DATASET EXCERPTS:
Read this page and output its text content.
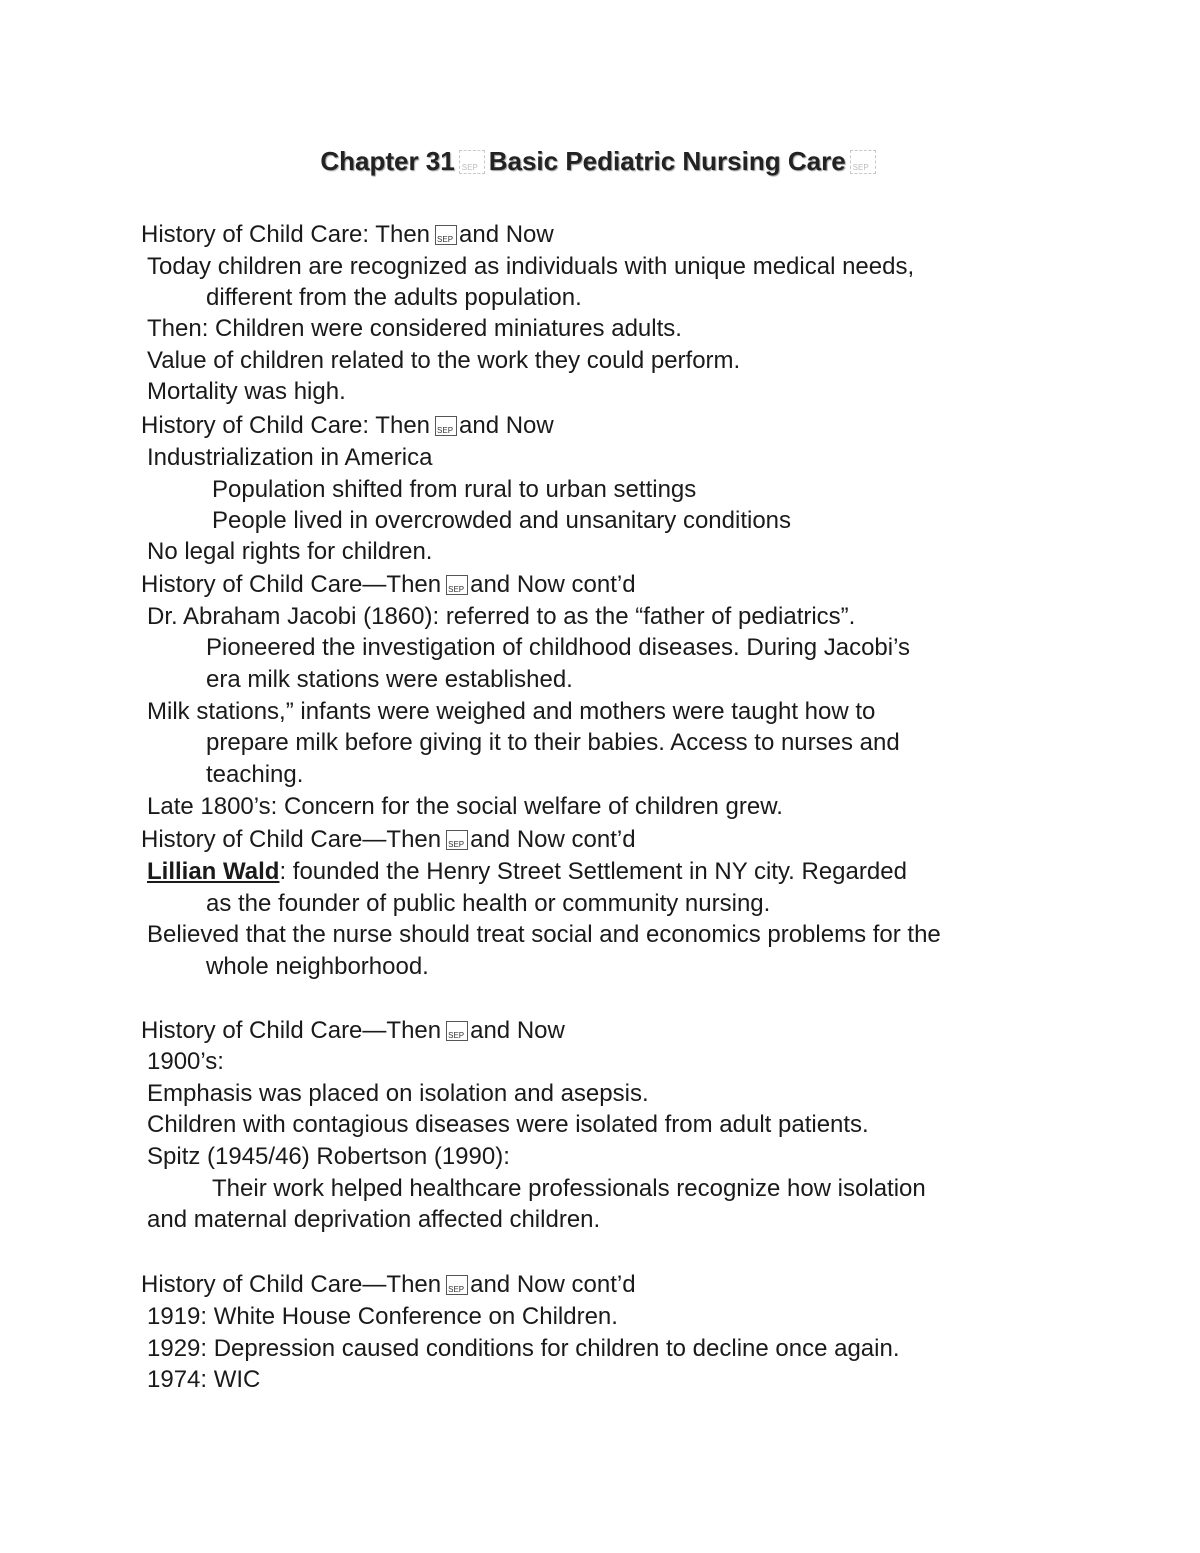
Chapter 31 SEP Basic Pediatric Nursing CareSEP
History of Child Care: Then SEP and Now
Today children are recognized as individuals with unique medical needs,
different from the adults population.
Then: Children were considered miniatures adults.
Value of children related to the work they could perform.
Mortality was high.
History of Child Care: Then SEP and Now
Industrialization in America
Population shifted from rural to urban settings
People lived in overcrowded and unsanitary conditions
No legal rights for children.
History of Child Care—Then SEP and Now cont’d
Dr. Abraham Jacobi (1860): referred to as the “father of pediatrics”.
Pioneered the investigation of childhood diseases. During Jacobi’s
era milk stations were established.
Milk stations,” infants were weighed and mothers were taught how to
prepare milk before giving it to their babies. Access to nurses and
teaching.
Late 1800’s: Concern for the social welfare of children grew.
History of Child Care—Then SEP and Now cont’d
Lillian Wald: founded the Henry Street Settlement in NY city. Regarded
as the founder of public health or community nursing.
Believed that the nurse should treat social and economics problems for the
whole neighborhood.
History of Child Care—Then SEP and Now
1900’s:
Emphasis was placed on isolation and asepsis.
Children with contagious diseases were isolated from adult patients.
Spitz (1945/46) Robertson (1990):
Their work helped healthcare professionals recognize how isolation
and maternal deprivation affected children.
History of Child Care—Then SEP and Now cont’d
1919: White House Conference on Children.
1929: Depression caused conditions for children to decline once again.
1974: WIC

WORK REQUEST:
Repeat the material above word for word and skip every image in it.

ANSWER BELOW:
Read this page and output its text content.
Chapter 31 SEP Basic Pediatric Nursing CareSEP
History of Child Care: Then SEP and Now
Today children are recognized as individuals with unique medical needs,
different from the adults population.
Then: Children were considered miniatures adults.
Value of children related to the work they could perform.
Mortality was high.
History of Child Care: Then SEP and Now
Industrialization in America
Population shifted from rural to urban settings
People lived in overcrowded and unsanitary conditions
No legal rights for children.
History of Child Care—Then SEP and Now cont’d
Dr. Abraham Jacobi (1860): referred to as the “father of pediatrics”.
Pioneered the investigation of childhood diseases. During Jacobi’s
era milk stations were established.
Milk stations,” infants were weighed and mothers were taught how to
prepare milk before giving it to their babies. Access to nurses and
teaching.
Late 1800’s: Concern for the social welfare of children grew.
History of Child Care—Then SEP and Now cont’d
Lillian Wald: founded the Henry Street Settlement in NY city. Regarded
as the founder of public health or community nursing.
Believed that the nurse should treat social and economics problems for the
whole neighborhood.
History of Child Care—Then SEP and Now
1900’s:
Emphasis was placed on isolation and asepsis.
Children with contagious diseases were isolated from adult patients.
Spitz (1945/46) Robertson (1990):
Their work helped healthcare professionals recognize how isolation
and maternal deprivation affected children.
History of Child Care—Then SEP and Now cont’d
1919: White House Conference on Children.
1929: Depression caused conditions for children to decline once again.
1974: WIC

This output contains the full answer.